# What to work on
Collect every line that includes the string "аяжаны".
>>
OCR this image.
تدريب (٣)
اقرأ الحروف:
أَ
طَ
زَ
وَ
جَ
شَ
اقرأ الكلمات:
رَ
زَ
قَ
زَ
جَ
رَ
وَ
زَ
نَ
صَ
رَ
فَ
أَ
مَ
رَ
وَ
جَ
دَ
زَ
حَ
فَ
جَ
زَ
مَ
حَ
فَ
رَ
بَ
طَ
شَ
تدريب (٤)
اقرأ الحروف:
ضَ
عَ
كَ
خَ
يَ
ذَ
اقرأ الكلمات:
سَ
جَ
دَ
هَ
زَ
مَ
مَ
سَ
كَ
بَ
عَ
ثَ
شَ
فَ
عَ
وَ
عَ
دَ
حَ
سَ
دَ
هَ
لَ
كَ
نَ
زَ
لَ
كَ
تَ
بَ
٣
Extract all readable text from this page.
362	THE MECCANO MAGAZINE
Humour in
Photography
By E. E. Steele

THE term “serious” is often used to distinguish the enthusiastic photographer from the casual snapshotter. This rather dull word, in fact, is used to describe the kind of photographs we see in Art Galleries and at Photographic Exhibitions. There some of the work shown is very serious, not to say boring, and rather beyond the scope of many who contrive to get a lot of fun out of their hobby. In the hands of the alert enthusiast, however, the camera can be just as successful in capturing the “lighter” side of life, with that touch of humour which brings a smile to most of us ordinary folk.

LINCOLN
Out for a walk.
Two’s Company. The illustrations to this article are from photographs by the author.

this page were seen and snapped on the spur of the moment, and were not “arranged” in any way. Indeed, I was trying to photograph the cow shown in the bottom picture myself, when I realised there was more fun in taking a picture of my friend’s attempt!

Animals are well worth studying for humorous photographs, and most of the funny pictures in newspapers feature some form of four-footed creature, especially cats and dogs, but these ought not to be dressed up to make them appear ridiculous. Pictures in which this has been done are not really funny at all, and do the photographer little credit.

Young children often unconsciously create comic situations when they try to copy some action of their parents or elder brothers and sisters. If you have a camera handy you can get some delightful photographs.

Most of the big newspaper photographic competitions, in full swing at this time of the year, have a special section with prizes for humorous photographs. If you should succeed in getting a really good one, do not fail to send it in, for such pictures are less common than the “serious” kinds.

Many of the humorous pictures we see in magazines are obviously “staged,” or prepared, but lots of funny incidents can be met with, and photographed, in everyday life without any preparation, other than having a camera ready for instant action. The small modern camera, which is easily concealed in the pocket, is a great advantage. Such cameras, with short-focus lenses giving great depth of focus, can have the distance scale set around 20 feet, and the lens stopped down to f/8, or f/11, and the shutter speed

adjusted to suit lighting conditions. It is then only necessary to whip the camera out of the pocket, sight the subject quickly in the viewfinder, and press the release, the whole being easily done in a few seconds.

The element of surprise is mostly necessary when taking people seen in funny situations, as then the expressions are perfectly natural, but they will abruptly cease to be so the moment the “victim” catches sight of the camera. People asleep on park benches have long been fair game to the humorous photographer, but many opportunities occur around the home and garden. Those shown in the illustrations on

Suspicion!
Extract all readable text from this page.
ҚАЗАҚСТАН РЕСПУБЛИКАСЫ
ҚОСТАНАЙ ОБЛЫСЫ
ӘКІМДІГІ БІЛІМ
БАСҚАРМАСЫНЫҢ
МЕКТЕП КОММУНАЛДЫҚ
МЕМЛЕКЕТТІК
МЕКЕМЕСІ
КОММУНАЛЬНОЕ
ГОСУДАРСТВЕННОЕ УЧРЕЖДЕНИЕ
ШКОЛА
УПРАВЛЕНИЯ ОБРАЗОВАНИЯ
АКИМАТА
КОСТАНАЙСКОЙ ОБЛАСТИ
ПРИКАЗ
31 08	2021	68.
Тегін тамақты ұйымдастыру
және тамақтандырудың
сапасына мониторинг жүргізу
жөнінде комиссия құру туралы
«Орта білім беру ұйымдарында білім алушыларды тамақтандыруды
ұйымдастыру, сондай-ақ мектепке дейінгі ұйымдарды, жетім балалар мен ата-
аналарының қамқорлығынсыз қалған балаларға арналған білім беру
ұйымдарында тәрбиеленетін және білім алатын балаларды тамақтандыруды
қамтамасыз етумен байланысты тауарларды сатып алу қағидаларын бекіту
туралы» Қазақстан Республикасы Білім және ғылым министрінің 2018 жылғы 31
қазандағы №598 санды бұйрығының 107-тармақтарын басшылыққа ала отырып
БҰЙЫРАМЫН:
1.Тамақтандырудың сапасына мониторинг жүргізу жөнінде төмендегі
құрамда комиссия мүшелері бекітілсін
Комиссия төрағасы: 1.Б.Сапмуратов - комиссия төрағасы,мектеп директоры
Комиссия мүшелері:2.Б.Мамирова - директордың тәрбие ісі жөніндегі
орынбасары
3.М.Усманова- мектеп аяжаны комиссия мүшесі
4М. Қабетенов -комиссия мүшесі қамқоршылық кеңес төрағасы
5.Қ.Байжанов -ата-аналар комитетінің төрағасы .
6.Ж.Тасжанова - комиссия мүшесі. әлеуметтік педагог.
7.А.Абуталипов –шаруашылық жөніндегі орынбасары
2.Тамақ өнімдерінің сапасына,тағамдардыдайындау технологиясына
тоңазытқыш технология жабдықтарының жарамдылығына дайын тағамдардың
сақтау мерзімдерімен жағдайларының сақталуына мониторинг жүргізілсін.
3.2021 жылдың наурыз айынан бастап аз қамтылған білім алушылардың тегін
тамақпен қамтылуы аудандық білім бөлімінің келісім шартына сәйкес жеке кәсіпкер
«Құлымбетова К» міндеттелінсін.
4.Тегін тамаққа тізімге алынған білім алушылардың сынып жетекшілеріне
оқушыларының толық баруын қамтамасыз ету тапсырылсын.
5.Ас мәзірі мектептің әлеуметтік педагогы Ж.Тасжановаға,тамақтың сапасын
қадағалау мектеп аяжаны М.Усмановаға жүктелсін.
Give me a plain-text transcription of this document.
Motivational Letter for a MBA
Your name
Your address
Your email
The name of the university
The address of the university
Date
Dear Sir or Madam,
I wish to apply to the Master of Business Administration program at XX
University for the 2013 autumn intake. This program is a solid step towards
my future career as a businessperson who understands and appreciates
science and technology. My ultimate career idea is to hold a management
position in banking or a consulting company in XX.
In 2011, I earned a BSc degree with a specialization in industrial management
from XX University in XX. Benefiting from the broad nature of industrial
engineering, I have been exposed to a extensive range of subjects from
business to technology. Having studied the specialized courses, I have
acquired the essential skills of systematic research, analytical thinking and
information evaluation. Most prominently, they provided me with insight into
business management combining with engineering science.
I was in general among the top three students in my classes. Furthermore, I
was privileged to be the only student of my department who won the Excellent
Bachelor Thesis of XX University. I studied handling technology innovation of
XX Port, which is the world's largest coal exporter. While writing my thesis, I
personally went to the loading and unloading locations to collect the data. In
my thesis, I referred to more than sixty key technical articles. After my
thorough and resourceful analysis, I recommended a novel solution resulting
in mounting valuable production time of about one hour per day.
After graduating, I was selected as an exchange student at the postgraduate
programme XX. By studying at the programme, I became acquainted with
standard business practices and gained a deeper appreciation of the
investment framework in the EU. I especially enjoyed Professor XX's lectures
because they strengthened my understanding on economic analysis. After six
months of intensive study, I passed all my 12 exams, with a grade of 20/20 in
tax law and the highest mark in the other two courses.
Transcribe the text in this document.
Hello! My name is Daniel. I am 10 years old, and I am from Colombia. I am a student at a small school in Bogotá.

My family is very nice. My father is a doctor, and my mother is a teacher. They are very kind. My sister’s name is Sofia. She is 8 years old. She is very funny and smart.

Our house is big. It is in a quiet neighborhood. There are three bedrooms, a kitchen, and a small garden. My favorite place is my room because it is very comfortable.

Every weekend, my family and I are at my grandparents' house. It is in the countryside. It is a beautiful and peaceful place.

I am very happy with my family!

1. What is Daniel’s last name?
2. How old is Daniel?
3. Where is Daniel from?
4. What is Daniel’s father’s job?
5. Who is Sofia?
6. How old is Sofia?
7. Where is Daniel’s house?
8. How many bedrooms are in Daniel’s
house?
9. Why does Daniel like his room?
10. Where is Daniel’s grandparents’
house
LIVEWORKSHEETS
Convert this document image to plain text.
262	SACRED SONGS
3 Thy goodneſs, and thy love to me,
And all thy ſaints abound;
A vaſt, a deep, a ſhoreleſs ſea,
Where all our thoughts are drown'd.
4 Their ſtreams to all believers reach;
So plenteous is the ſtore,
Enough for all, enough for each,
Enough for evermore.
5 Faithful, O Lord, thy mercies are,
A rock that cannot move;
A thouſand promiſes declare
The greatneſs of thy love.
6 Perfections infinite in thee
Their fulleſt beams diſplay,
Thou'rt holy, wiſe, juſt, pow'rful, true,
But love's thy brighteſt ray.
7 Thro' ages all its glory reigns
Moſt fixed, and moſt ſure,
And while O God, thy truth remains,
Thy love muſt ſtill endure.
<<
# Result for this task
3.М.Усманова- мектеп аяжаны комиссия мүшесі
қадағалау мектеп аяжаны М.Усмановаға жүктелсін.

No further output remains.